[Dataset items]
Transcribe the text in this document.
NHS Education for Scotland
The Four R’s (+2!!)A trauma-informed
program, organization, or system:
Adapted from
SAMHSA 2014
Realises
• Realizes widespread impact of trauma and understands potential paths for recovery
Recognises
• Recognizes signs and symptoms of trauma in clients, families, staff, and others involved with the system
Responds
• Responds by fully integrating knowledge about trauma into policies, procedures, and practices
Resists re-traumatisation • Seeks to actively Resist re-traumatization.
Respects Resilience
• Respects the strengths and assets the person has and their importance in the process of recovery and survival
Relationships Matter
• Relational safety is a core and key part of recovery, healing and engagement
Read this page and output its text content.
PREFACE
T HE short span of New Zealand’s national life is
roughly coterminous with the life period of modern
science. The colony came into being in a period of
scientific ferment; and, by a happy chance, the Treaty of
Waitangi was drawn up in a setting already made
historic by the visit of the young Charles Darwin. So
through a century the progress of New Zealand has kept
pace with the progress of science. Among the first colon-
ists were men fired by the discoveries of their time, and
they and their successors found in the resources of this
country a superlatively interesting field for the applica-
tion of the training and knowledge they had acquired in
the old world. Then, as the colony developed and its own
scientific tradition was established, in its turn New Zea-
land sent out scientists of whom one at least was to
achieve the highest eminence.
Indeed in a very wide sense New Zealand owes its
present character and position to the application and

## Exercise brief
Tally up the lines holding the word "scientific" in the data above, and answer with that figure only.

## Solution to this task
2